YOUR INSTRUCTIONS
Search the material for the word "鞍发改备审" and copy each line that holds it.

* START SUPPLIED DATA *

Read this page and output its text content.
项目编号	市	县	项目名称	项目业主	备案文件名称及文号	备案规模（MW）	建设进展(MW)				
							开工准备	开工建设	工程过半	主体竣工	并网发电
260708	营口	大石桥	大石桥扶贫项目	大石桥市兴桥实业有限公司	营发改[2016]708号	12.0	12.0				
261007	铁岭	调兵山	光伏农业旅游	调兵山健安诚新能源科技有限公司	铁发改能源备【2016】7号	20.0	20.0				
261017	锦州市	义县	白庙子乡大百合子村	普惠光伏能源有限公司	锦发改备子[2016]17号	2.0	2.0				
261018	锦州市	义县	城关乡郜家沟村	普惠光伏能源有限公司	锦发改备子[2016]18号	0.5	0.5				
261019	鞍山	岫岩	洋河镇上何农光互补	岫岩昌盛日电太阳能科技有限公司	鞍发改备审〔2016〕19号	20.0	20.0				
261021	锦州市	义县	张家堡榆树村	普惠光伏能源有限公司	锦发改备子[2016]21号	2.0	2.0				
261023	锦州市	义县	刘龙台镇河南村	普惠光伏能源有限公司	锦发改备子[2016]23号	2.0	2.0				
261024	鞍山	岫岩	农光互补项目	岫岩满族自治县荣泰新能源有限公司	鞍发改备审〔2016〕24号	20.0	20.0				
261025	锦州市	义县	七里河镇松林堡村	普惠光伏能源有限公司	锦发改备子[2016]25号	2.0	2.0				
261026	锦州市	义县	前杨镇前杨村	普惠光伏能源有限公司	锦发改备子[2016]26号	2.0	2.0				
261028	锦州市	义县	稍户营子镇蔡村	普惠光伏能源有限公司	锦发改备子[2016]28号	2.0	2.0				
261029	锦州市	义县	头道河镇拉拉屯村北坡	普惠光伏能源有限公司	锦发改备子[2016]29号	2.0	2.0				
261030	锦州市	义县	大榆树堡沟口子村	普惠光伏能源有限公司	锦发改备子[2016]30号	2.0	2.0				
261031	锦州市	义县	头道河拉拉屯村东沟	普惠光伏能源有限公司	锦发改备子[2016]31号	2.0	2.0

* END SUPPLIED DATA *

OUTPUT OF THE TASK
261019	鞍山	岫岩	洋河镇上何农光互补	岫岩昌盛日电太阳能科技有限公司	鞍发改备审〔2016〕19号	20.0	20.0				
261024	鞍山	岫岩	农光互补项目	岫岩满族自治县荣泰新能源有限公司	鞍发改备审〔2016〕24号	20.0	20.0				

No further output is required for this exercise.